- **TASK OBJECTIVE**: Using the records that follow, copy every line containing the word "context".

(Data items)

┌──

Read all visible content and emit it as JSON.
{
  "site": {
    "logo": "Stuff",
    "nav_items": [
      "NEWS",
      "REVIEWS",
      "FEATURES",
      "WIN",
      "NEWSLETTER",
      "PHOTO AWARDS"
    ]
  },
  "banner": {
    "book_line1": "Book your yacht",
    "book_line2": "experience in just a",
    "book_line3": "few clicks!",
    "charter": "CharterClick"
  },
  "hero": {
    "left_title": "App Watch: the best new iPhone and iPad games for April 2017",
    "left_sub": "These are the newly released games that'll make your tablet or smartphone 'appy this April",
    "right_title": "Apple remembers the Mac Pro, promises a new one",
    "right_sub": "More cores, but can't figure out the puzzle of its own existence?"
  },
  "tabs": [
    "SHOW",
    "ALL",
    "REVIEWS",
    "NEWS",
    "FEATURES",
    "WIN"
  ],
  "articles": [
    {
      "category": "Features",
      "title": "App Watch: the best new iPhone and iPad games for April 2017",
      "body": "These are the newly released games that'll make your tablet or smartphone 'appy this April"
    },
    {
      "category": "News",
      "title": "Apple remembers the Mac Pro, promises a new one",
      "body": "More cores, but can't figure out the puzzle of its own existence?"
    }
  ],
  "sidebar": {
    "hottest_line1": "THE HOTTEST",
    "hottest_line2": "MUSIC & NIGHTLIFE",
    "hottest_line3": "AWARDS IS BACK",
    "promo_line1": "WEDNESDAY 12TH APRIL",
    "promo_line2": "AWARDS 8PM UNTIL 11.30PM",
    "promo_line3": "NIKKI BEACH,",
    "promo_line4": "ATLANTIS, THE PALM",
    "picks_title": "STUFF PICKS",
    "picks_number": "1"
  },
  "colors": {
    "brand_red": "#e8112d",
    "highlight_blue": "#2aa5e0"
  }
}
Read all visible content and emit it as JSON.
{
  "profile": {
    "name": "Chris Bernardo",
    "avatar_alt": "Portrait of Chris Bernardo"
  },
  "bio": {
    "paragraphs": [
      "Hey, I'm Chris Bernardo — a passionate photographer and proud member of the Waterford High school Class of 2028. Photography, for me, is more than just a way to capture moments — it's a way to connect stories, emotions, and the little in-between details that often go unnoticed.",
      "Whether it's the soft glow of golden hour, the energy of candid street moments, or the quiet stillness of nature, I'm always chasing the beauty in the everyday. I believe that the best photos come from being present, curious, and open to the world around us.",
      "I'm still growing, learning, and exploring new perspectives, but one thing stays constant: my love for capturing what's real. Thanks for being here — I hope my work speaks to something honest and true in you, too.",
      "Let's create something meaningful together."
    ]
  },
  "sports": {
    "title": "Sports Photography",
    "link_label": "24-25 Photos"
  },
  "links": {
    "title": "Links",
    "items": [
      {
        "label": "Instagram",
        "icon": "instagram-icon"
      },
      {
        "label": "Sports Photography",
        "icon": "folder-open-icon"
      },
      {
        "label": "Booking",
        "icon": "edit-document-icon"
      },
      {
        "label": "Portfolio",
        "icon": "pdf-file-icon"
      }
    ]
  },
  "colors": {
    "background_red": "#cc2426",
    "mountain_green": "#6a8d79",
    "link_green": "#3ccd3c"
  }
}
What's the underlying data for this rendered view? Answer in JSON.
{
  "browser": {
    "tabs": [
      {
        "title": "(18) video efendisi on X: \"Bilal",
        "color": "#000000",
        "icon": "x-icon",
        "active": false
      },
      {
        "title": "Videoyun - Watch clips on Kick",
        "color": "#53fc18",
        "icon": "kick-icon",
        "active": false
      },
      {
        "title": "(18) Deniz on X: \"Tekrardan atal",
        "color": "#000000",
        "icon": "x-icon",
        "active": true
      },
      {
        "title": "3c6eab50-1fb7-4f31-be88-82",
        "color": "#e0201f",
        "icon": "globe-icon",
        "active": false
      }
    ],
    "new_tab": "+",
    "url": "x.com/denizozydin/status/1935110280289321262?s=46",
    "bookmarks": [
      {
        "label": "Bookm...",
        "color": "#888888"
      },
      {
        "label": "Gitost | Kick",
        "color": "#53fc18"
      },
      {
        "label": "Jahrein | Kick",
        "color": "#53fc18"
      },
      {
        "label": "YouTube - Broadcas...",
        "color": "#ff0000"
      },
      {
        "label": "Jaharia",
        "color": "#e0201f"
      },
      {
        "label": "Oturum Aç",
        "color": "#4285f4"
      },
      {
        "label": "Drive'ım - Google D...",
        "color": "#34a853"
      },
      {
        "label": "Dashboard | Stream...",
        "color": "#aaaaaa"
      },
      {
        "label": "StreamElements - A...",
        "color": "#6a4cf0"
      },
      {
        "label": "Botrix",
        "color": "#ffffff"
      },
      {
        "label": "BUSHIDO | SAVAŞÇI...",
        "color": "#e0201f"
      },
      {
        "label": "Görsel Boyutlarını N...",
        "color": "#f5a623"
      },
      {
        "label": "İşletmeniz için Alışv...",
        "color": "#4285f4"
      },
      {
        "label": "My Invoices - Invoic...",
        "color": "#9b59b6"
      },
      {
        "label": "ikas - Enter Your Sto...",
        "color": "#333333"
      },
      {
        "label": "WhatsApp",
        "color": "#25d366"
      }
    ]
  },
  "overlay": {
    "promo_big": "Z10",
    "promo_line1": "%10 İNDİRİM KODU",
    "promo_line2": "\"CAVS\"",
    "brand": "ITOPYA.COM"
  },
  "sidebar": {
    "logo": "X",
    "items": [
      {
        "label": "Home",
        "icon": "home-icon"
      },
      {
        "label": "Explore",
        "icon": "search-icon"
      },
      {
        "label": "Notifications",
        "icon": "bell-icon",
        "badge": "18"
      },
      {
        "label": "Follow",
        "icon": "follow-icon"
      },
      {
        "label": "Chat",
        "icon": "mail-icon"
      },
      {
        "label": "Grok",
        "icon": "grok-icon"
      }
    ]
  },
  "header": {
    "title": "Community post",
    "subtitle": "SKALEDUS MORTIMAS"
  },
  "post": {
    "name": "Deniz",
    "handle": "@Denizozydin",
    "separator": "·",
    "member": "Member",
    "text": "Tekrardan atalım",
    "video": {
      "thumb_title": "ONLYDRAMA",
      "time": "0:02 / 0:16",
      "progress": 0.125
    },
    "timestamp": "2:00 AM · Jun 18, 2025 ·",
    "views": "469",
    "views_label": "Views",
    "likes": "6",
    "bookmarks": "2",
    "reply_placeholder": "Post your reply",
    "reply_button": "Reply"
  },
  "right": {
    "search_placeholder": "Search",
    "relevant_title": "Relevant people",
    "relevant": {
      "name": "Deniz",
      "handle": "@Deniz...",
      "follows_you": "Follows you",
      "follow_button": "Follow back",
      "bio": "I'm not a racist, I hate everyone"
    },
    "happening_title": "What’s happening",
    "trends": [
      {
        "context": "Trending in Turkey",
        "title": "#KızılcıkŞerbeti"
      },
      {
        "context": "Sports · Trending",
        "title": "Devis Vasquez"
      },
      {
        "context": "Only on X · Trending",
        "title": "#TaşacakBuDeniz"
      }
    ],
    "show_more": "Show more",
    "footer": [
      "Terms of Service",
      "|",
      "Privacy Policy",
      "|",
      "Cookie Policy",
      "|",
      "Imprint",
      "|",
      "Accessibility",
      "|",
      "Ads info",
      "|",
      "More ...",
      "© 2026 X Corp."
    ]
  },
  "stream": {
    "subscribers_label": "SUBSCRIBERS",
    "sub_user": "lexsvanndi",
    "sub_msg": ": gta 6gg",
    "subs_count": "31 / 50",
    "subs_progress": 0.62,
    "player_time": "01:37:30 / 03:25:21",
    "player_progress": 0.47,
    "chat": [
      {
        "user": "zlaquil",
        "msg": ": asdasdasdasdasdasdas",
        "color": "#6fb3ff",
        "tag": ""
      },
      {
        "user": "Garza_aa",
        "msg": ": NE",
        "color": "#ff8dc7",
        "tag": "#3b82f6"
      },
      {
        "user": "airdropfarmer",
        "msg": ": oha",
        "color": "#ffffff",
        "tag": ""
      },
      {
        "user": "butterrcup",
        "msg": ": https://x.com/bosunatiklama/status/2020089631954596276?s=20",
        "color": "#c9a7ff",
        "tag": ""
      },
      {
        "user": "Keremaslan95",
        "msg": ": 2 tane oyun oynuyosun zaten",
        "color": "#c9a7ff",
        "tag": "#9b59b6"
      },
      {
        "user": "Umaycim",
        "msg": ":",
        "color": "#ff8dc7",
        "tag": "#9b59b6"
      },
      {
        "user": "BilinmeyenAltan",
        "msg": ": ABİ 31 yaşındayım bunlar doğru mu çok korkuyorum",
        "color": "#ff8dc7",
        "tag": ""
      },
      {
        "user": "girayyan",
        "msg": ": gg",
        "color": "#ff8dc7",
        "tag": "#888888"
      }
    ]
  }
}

└──

- **COMPLETED TASK**:
        "context": "Trending in Turkey",
        "context": "Sports · Trending",
        "context": "Only on X · Trending",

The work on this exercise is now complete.